**Teks yang Diberikan:**
####################
Cogito Ergo Sum, - Rene Descartes (1596-1650)
Penelitian sosial menggunakan metode ilmiah sesuai dengan minat dan bidang sosial yang diteliti. Oleh karena itu, diperlukan penguasaan metodologi penelitian sosial yang baik. Ilmu adalah produk dari proses berfikir secara logis yang kemudian didukung oleh fakta empiris. Penguasaan metode ilmu sosial menjadi modal penting dalam memberi pengetahuan dan penemuan baru dalam ilmu-ilmu sosial.
Methods of Social Investigation (1985) karangan Peter H. Mann memberi pengantar bahwa sejak berkembanganya, ilmu sosial telah mengalami diferensiasi dalam penerapan, paling tidak ada wilayah-wilayah kajian tersendiri. Ilmu sosial lain juga demikian namun antara satu dengan yang lainnya memiliki hubungan yang terkait satu dengan lainnya. Ilmu sosial lainnya humanioara, ekonomi, ilmu politik, antropologi sosial, geografi penduduk, psikologi sosial saling terkait antar satu dengan lainnya. Menurut ahli Sosiologi awal Inggris bahwa “dalam pengertian yang luas...studi tentang hubungan sosial dan interaksi, akibat dan konsekuesi dari hubungan antar relasi itu”. (Mann, 1985 : 1).
####################
**Tugas yang Dikerjakan:**
**a.** Jawab pertanyaan berikut berdasarkan teks tentang penelitian sosial:
(i) Ilmu merupakan produk dari apa?
(ii) Siapa pengarang Methods of Social Investigation, dan tahun berapa buku itu disebutkan?
(iii) Apa yang diperlukan karena penelitian sosial menggunakan metode ilmiah?
**b.** Ringkaslah teks tentang penelitian sosial dalam dua kalimat.
**c.** Salin persis bagian teks tentang penelitian sosial yang dimulai dari "Methods of Social" dan berakhir pada "(Mann, 1985 : 1).".
Catatan yang disertakan berasal dari sumber lain.

**Catatan yang Ditampilkan:**
####################
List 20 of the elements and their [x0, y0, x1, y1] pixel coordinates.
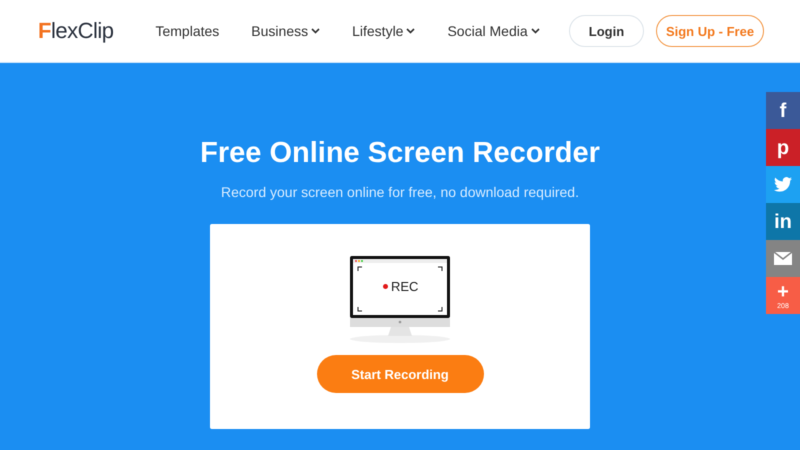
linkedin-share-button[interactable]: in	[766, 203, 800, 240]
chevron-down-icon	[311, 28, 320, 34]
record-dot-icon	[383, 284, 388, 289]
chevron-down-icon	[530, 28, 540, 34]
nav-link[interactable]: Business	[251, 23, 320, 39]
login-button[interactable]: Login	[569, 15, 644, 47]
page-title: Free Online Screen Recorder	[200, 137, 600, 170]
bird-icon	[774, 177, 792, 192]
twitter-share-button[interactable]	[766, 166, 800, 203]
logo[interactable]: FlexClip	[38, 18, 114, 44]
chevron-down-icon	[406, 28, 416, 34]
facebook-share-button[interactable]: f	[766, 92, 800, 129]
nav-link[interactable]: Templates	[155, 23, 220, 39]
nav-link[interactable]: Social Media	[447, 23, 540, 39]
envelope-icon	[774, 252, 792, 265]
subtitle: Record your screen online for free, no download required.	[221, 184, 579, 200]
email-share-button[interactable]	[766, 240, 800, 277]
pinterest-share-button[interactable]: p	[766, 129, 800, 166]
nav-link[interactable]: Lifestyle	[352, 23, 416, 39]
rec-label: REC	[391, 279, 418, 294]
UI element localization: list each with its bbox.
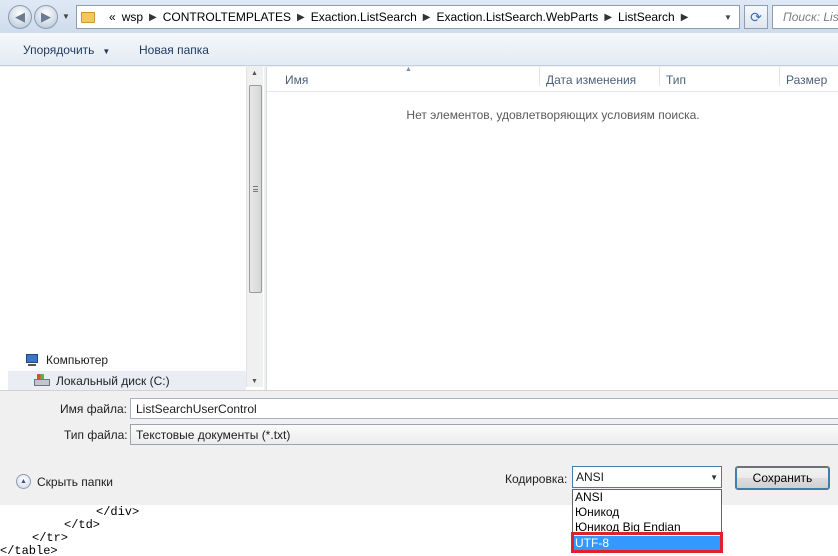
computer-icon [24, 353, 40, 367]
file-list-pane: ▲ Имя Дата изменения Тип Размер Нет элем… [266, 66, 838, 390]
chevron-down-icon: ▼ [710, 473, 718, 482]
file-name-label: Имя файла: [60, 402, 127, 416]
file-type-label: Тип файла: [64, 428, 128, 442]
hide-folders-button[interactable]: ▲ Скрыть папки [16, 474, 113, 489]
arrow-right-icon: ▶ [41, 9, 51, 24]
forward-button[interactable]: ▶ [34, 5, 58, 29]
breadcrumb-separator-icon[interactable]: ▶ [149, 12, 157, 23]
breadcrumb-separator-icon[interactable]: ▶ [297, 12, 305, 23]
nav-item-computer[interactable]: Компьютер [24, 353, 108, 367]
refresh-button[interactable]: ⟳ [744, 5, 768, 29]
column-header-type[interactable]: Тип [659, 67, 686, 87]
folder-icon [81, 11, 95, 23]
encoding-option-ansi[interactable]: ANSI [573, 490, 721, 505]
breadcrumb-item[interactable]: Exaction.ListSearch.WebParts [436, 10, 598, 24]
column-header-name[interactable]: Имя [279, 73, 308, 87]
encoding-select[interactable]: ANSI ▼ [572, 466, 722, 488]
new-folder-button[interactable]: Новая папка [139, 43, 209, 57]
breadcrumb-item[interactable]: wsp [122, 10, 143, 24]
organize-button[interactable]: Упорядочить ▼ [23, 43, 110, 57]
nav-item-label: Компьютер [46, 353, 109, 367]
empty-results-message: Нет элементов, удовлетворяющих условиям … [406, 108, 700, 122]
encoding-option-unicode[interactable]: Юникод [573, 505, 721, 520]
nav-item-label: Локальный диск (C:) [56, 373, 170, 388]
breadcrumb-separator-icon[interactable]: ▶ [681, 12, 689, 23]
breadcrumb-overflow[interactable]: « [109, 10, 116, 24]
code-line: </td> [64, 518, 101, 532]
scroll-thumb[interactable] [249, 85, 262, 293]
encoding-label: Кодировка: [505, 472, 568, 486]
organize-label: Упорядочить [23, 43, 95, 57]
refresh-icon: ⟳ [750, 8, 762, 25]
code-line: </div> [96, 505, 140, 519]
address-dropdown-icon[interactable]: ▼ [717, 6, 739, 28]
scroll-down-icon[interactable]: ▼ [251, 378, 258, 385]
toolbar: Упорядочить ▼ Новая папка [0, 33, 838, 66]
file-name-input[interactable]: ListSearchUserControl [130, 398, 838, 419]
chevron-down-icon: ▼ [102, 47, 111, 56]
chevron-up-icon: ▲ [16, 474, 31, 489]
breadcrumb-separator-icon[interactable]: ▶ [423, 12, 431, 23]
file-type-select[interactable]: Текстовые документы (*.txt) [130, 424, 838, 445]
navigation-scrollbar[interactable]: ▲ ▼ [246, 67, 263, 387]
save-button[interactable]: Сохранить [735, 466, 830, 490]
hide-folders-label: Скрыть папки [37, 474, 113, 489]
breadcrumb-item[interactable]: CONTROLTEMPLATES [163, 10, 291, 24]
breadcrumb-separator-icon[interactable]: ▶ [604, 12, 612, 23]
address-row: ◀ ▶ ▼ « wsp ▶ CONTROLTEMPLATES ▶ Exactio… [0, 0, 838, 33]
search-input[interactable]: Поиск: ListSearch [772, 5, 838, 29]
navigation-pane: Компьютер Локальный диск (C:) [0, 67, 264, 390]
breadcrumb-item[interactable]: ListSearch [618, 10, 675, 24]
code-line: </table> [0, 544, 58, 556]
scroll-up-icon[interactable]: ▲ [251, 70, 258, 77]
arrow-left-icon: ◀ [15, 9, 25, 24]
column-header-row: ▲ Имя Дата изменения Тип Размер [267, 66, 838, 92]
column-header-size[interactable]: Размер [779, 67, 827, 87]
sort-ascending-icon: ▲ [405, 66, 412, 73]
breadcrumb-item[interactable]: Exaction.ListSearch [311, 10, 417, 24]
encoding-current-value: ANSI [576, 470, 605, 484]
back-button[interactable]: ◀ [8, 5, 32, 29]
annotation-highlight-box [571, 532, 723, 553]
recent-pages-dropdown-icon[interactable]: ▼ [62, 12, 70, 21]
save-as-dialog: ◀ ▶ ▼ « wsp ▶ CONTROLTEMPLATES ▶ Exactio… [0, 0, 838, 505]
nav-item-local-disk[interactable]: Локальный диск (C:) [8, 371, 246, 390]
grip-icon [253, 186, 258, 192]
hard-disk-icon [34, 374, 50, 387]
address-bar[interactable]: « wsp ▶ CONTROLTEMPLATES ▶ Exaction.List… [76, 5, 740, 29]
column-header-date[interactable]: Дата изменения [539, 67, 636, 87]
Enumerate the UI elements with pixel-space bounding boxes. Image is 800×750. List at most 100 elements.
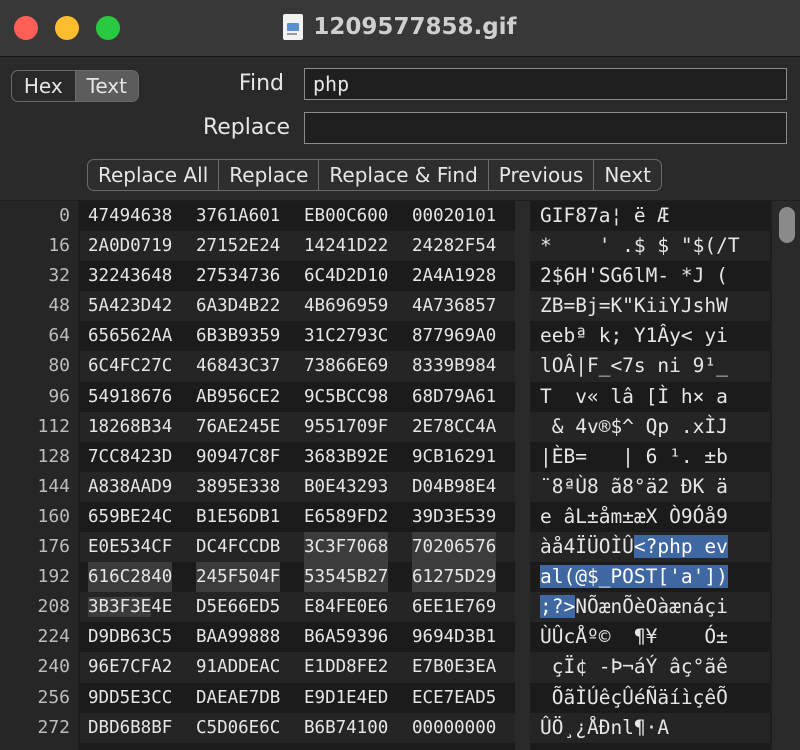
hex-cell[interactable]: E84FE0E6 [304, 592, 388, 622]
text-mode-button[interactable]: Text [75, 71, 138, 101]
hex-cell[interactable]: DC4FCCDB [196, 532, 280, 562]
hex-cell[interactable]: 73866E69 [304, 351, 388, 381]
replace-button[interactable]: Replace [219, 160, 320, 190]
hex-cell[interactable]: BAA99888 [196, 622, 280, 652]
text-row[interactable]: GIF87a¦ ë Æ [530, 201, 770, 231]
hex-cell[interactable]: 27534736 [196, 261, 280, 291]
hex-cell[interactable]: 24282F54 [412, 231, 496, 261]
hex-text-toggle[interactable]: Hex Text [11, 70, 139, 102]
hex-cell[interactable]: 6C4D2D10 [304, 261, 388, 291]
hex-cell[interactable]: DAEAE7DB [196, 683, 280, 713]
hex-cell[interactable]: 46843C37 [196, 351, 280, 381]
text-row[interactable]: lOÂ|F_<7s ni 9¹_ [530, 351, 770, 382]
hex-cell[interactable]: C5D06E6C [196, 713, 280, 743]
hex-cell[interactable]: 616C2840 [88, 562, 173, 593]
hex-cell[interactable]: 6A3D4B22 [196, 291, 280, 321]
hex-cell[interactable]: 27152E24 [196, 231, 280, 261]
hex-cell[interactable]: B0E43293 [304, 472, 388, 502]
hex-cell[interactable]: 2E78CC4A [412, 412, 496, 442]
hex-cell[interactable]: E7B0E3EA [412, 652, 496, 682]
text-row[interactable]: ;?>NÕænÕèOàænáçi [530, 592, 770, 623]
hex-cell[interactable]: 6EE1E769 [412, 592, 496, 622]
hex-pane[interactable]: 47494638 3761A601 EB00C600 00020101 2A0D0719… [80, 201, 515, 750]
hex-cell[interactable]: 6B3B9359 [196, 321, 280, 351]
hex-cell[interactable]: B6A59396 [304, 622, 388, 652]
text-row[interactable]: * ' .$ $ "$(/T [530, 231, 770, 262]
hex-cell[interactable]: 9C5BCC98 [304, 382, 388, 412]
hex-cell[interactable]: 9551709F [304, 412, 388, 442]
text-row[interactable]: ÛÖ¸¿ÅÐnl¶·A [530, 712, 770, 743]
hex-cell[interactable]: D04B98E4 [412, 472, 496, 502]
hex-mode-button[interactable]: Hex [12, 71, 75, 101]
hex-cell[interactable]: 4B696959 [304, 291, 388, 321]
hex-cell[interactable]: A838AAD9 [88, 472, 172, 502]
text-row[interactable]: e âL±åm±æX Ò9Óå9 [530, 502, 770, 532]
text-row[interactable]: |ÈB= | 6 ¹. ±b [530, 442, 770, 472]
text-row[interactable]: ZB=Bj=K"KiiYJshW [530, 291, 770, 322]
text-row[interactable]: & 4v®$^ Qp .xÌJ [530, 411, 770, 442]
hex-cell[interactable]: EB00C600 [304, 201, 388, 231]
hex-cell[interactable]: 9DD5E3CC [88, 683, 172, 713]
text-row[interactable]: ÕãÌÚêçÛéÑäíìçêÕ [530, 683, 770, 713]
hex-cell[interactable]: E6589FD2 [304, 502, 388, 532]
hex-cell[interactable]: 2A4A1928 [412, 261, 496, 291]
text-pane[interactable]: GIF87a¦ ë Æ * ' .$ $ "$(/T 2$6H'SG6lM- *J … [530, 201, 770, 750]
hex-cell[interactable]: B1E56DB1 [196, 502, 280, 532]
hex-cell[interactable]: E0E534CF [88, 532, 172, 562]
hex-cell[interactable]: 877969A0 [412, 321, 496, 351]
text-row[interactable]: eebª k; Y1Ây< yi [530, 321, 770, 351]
####################
**Jawaban Tugas:**
**a.**
(i) Ilmu adalah produk dari proses berfikir secara logis yang kemudian didukung oleh fakta empiris.
(ii) Pengarangnya Peter H. Mann, dan tahunnya 1985.
(iii) Diperlukan penguasaan metodologi penelitian sosial yang baik.

**b.** Penelitian sosial memakai metode ilmiah sesuai bidang sosial yang diteliti, sehingga penguasaan metodologi penelitian sosial yang baik diperlukan dan menjadi modal penting untuk menghasilkan pengetahuan dan penemuan baru. Menurut Methods of Social Investigation (1985) karya Peter H. Mann, ilmu sosial telah mengalami diferensiasi menjadi wilayah-wilayah kajian tersendiri, tetapi cabang-cabangnya tetap saling terkait.

**c.**
Methods of Social Investigation (1985) karangan Peter H. Mann memberi pengantar bahwa sejak berkembanganya, ilmu sosial telah mengalami diferensiasi dalam penerapan, paling tidak ada wilayah-wilayah kajian tersendiri. Ilmu sosial lain juga demikian namun antara satu dengan yang lainnya memiliki hubungan yang terkait satu dengan lainnya. Ilmu sosial lainnya humanioara, ekonomi, ilmu politik, antropologi sosial, geografi penduduk, psikologi sosial saling terkait antar satu dengan lainnya. Menurut ahli Sosiologi awal Inggris bahwa “dalam pengertian yang luas...studi tentang hubungan sosial dan interaksi, akibat dan konsekuesi dari hubungan antar relasi itu”. (Mann, 1985 : 1).